DIRECTION ::
The records that follow must be repeated verbatim, every one of them.

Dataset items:
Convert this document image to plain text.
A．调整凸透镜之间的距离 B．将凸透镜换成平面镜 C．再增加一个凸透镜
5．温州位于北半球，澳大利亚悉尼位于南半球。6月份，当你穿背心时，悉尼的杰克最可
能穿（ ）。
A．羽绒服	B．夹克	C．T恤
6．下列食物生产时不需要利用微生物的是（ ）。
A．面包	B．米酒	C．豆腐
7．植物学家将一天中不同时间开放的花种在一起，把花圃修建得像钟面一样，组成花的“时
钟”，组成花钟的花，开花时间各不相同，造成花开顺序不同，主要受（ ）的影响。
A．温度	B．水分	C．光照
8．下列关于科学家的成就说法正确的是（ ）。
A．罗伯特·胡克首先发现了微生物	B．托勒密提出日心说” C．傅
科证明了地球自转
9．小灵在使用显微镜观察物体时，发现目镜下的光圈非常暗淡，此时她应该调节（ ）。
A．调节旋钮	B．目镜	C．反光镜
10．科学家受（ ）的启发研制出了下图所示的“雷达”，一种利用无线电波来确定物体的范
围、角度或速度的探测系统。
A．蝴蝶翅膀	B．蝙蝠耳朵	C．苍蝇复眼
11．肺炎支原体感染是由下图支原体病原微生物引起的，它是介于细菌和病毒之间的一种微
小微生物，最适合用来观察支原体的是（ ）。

COMPLETE ANSWER ::
Convert this document image to plain text.
A．调整凸透镜之间的距离 B．将凸透镜换成平面镜 C．再增加一个凸透镜
5．温州位于北半球，澳大利亚悉尼位于南半球。6月份，当你穿背心时，悉尼的杰克最可
能穿（ ）。
A．羽绒服	B．夹克	C．T恤
6．下列食物生产时不需要利用微生物的是（ ）。
A．面包	B．米酒	C．豆腐
7．植物学家将一天中不同时间开放的花种在一起，把花圃修建得像钟面一样，组成花的“时
钟”，组成花钟的花，开花时间各不相同，造成花开顺序不同，主要受（ ）的影响。
A．温度	B．水分	C．光照
8．下列关于科学家的成就说法正确的是（ ）。
A．罗伯特·胡克首先发现了微生物	B．托勒密提出日心说” C．傅
科证明了地球自转
9．小灵在使用显微镜观察物体时，发现目镜下的光圈非常暗淡，此时她应该调节（ ）。
A．调节旋钮	B．目镜	C．反光镜
10．科学家受（ ）的启发研制出了下图所示的“雷达”，一种利用无线电波来确定物体的范
围、角度或速度的探测系统。
A．蝴蝶翅膀	B．蝙蝠耳朵	C．苍蝇复眼
11．肺炎支原体感染是由下图支原体病原微生物引起的，它是介于细菌和病毒之间的一种微
小微生物，最适合用来观察支原体的是（ ）。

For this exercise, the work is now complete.